WHAT TO WORK ON: Select lines where the word "position" appears.

(Dataset records)
━━━━━━━━━━━━━━━━━━━━━━━━━━━━━━

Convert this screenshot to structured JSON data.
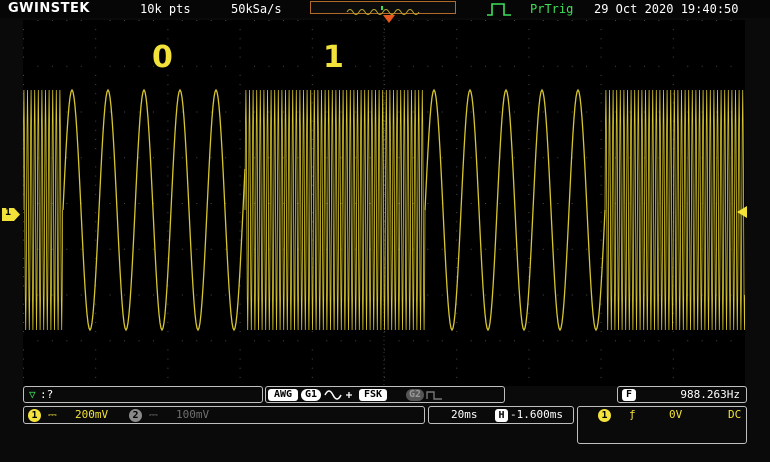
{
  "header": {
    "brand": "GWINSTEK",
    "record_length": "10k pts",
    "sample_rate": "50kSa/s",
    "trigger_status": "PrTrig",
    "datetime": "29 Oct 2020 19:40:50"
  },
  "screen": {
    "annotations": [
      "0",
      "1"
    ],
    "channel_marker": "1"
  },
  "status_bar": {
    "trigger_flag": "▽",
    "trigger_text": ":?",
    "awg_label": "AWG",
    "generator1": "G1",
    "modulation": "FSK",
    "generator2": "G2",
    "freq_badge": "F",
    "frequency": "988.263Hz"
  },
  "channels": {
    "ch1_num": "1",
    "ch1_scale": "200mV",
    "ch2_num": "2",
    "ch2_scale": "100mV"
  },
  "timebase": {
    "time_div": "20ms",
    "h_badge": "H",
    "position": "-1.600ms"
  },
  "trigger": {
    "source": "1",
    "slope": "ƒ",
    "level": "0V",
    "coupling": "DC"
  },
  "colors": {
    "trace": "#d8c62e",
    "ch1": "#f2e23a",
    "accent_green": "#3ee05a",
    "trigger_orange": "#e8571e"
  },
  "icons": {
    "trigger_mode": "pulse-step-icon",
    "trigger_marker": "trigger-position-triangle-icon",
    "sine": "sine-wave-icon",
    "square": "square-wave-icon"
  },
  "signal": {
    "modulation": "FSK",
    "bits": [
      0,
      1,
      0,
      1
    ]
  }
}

━━━━━━━━━━━━━━━━━━━━━━━━━━━━━━

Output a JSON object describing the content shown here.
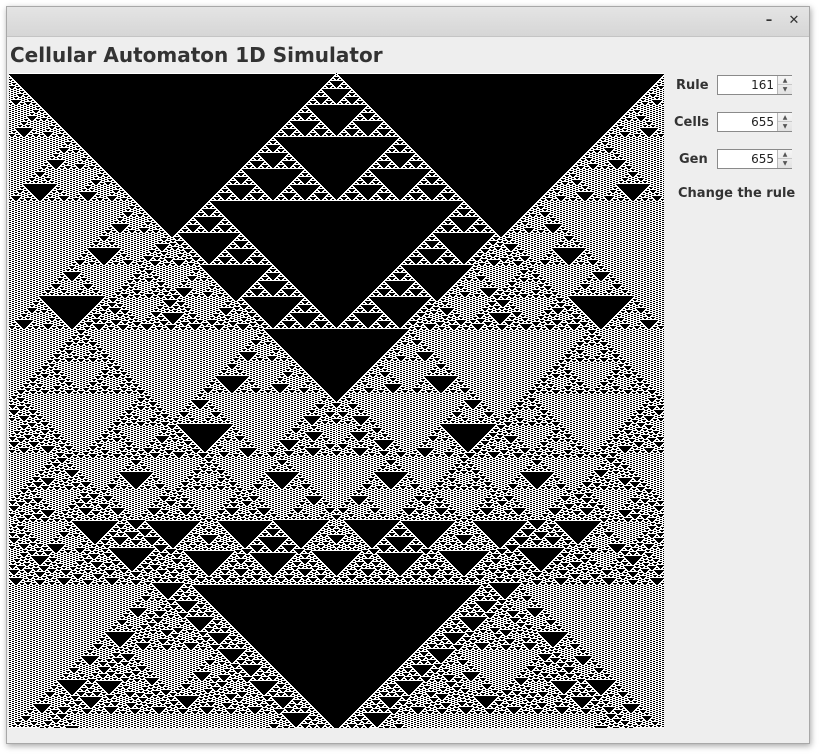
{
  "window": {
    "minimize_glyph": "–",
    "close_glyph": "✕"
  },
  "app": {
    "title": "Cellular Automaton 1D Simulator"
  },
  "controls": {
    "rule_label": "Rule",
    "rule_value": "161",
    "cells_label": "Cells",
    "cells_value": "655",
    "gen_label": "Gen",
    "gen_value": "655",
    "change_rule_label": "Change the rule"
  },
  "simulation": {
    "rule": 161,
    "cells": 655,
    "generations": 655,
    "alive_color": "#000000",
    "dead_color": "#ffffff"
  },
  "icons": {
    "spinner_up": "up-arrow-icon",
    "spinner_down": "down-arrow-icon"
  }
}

━━━━━━━━━━━━━━━━━━━━━━━━━━━━━━

ANSWER IN FULL:
    "position": "-1.600ms"
    "trigger_marker": "trigger-position-triangle-icon",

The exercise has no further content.